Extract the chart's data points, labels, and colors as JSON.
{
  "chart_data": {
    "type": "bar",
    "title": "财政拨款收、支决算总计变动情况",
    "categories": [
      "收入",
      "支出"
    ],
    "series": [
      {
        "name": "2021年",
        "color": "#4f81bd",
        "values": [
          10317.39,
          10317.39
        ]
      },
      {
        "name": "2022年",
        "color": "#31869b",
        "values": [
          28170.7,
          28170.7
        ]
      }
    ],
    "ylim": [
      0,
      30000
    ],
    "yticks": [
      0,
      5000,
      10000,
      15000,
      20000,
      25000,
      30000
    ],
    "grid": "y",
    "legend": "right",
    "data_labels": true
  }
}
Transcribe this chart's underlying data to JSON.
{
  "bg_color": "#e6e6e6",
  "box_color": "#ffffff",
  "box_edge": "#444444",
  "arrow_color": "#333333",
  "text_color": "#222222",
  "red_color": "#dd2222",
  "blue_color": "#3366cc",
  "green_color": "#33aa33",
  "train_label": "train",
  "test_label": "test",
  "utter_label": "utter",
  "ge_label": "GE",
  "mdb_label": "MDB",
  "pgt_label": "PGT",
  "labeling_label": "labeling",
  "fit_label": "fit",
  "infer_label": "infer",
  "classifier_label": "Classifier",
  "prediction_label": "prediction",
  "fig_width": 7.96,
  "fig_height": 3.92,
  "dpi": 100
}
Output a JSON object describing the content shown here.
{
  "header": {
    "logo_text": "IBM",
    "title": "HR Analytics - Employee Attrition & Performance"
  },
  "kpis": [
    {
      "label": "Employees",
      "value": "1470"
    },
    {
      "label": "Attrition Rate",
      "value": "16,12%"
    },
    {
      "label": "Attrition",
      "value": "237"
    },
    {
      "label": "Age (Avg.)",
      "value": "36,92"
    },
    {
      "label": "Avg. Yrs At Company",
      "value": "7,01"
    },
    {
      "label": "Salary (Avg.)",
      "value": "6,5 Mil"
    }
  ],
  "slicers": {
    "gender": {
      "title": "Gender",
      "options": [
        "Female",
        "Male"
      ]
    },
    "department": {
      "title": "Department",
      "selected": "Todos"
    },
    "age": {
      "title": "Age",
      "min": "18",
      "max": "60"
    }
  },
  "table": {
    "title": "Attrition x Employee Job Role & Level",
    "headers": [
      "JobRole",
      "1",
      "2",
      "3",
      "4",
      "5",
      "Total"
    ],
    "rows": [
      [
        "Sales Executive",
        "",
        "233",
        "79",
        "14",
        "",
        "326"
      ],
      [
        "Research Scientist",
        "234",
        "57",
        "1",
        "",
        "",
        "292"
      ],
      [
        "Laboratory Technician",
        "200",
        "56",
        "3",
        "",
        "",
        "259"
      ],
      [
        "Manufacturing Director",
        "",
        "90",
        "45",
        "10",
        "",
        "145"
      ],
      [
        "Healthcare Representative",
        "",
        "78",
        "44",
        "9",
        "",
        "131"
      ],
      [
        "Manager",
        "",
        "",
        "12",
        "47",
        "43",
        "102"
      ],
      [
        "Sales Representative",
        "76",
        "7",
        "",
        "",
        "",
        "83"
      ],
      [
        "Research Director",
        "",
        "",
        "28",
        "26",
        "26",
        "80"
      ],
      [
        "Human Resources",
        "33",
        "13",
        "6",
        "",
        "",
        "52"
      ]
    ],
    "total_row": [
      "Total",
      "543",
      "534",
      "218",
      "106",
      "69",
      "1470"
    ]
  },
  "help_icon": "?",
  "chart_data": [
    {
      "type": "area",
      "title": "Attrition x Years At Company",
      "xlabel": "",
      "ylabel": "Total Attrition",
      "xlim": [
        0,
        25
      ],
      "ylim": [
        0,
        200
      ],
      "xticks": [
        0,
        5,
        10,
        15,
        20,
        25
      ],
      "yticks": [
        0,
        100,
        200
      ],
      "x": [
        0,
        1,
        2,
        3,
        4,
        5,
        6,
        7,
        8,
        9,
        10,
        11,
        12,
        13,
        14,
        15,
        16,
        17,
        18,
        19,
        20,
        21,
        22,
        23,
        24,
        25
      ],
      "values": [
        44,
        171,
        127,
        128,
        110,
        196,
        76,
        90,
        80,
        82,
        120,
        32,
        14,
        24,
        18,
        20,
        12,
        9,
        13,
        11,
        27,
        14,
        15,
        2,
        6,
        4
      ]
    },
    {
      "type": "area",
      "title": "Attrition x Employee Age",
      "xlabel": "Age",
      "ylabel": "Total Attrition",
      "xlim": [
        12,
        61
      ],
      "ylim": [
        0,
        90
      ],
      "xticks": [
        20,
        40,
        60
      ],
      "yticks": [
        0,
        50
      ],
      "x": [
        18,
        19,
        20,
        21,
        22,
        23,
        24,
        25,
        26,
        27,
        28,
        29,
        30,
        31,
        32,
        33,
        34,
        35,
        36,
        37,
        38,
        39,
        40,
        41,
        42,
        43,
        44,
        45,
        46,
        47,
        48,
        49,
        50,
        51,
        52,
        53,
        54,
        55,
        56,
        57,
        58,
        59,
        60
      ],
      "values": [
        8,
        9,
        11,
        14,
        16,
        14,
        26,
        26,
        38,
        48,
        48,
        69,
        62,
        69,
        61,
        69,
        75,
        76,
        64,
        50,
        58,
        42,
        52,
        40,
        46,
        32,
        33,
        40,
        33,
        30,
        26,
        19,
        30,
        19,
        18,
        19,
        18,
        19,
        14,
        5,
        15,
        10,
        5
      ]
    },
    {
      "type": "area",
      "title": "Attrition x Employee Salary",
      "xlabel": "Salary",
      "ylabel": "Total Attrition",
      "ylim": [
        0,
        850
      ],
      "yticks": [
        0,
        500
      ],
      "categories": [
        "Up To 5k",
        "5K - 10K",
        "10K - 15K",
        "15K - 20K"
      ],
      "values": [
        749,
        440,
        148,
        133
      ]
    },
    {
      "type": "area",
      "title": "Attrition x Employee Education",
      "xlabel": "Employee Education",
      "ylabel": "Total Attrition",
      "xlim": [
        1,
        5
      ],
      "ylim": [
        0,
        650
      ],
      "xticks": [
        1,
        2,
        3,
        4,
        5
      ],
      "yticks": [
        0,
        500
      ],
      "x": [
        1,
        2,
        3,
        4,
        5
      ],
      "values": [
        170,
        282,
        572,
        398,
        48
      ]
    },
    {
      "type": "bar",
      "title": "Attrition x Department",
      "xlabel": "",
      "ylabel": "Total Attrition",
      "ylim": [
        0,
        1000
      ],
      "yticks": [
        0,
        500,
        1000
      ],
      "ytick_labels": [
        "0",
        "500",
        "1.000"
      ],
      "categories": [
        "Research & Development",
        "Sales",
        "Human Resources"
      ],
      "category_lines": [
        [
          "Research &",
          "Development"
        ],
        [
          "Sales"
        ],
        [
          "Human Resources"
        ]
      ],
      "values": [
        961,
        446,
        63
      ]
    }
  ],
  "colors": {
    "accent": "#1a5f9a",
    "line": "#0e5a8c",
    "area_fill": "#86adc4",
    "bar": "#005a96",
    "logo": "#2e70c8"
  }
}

To do: Of the lines above, how many contain the string "Resources"? Only the number is required.

Solution to the problem: 3